Recorded data
______________________________

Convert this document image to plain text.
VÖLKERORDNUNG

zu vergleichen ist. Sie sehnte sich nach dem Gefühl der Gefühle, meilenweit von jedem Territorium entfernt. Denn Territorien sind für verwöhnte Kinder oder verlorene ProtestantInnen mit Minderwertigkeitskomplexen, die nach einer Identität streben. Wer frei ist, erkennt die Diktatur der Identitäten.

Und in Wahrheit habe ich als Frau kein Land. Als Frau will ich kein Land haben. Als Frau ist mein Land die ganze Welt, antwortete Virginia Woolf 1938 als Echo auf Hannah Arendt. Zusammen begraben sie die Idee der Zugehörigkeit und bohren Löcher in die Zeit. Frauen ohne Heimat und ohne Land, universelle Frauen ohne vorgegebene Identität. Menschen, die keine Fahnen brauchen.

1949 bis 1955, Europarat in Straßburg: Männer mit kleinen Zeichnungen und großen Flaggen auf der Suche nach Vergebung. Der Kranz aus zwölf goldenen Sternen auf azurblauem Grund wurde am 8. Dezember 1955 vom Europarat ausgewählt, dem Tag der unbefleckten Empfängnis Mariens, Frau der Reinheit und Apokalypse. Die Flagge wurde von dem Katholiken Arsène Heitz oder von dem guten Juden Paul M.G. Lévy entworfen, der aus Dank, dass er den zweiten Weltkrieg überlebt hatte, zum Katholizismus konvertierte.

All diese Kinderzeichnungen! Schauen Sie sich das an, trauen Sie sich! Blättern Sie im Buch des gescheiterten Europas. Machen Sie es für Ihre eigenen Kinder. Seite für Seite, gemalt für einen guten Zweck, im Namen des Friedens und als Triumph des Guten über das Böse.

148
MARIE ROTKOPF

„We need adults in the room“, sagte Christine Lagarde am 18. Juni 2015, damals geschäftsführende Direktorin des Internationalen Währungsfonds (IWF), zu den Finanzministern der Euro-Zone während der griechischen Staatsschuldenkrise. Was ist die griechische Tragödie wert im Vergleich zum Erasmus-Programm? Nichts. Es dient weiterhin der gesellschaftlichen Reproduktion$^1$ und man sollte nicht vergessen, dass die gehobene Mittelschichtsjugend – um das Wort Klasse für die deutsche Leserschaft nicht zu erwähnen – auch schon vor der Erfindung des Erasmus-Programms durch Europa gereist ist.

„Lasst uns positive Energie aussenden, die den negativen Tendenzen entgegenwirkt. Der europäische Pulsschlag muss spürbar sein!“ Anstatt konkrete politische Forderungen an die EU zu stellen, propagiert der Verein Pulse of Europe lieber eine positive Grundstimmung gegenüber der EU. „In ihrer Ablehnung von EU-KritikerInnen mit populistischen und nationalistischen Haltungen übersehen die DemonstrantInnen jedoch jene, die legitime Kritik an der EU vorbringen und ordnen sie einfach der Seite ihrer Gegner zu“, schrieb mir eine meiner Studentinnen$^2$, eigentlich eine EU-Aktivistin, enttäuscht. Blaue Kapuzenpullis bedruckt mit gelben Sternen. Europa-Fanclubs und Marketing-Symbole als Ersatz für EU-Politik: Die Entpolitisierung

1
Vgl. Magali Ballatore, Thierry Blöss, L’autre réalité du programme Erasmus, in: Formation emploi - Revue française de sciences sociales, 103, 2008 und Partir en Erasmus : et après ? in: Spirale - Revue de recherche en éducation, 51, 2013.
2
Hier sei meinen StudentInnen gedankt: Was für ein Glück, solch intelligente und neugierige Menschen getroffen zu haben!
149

______________________________

Given exercise
Using the listing above, pick out each line that contains the word "oder", then copy it.

Correct response
zu vergleichen ist. Sie sehnte sich nach dem Gefühl der Gefühle, meilenweit von jedem Territorium entfernt. Denn Territorien sind für verwöhnte Kinder oder verlorene ProtestantInnen mit Minderwertigkeitskomplexen, die nach einer Identität streben. Wer frei ist, erkennt die Diktatur der Identitäten.
1949 bis 1955, Europarat in Straßburg: Männer mit kleinen Zeichnungen und großen Flaggen auf der Suche nach Vergebung. Der Kranz aus zwölf goldenen Sternen auf azurblauem Grund wurde am 8. Dezember 1955 vom Europarat ausgewählt, dem Tag der unbefleckten Empfängnis Mariens, Frau der Reinheit und Apokalypse. Die Flagge wurde von dem Katholiken Arsène Heitz oder von dem guten Juden Paul M.G. Lévy entworfen, der aus Dank, dass er den zweiten Weltkrieg überlebt hatte, zum Katholizismus konvertierte.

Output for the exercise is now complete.